▶ [Exercise data]:
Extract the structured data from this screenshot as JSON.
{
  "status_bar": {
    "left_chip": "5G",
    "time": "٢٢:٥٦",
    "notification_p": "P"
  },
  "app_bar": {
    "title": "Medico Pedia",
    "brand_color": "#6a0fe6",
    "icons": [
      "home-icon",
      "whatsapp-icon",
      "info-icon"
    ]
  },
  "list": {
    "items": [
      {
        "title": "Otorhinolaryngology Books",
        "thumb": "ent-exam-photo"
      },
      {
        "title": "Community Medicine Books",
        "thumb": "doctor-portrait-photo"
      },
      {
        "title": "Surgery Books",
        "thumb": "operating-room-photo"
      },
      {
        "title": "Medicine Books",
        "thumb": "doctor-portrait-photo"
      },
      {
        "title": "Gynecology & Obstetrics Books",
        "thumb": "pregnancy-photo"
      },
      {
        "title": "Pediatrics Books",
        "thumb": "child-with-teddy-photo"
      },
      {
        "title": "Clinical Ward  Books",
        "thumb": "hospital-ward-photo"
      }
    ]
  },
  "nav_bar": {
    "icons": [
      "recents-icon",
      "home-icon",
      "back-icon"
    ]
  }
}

▶ [Exercise description]:
Extract the whole listing, character for character.

▶ [Answer to the task]:
Extract the structured data from this screenshot as JSON.
{
  "status_bar": {
    "left_chip": "5G",
    "time": "٢٢:٥٦",
    "notification_p": "P"
  },
  "app_bar": {
    "title": "Medico Pedia",
    "brand_color": "#6a0fe6",
    "icons": [
      "home-icon",
      "whatsapp-icon",
      "info-icon"
    ]
  },
  "list": {
    "items": [
      {
        "title": "Otorhinolaryngology Books",
        "thumb": "ent-exam-photo"
      },
      {
        "title": "Community Medicine Books",
        "thumb": "doctor-portrait-photo"
      },
      {
        "title": "Surgery Books",
        "thumb": "operating-room-photo"
      },
      {
        "title": "Medicine Books",
        "thumb": "doctor-portrait-photo"
      },
      {
        "title": "Gynecology & Obstetrics Books",
        "thumb": "pregnancy-photo"
      },
      {
        "title": "Pediatrics Books",
        "thumb": "child-with-teddy-photo"
      },
      {
        "title": "Clinical Ward  Books",
        "thumb": "hospital-ward-photo"
      }
    ]
  },
  "nav_bar": {
    "icons": [
      "recents-icon",
      "home-icon",
      "back-icon"
    ]
  }
}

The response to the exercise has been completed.